▶ _Task to complete_
Each line of the material below that holds the word "werkstatt" needs to be copied.

▶ _Dataset extract_
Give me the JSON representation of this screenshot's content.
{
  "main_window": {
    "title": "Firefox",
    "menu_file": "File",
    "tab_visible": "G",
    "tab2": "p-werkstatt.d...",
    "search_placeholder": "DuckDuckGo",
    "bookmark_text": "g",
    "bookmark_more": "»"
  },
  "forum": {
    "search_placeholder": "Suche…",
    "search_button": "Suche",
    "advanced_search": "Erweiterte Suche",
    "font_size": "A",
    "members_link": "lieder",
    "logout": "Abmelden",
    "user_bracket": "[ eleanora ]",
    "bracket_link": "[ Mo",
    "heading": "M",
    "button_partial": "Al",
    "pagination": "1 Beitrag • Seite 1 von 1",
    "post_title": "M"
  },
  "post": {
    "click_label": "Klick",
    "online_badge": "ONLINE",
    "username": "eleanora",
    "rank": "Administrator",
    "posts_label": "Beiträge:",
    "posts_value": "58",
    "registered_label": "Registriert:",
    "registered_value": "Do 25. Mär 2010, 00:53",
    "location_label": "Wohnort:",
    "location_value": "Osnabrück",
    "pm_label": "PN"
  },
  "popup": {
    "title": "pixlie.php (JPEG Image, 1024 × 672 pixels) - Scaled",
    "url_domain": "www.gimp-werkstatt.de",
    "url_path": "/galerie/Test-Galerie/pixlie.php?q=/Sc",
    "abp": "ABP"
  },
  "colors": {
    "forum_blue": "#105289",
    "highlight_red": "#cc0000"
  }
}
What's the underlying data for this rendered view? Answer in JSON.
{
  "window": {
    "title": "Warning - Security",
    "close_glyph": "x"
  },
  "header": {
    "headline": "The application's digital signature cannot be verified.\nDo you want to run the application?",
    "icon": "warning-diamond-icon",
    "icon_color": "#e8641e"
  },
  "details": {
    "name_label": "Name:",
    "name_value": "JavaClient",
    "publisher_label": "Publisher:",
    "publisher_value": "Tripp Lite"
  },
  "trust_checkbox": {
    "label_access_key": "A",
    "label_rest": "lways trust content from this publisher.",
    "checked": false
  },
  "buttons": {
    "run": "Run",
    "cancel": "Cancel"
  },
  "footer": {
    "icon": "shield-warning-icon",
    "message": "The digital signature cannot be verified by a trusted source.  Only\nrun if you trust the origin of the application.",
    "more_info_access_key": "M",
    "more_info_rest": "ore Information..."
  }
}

▶ _Written response_
    "tab2": "p-werkstatt.d...",
    "url_domain": "www.gimp-werkstatt.de",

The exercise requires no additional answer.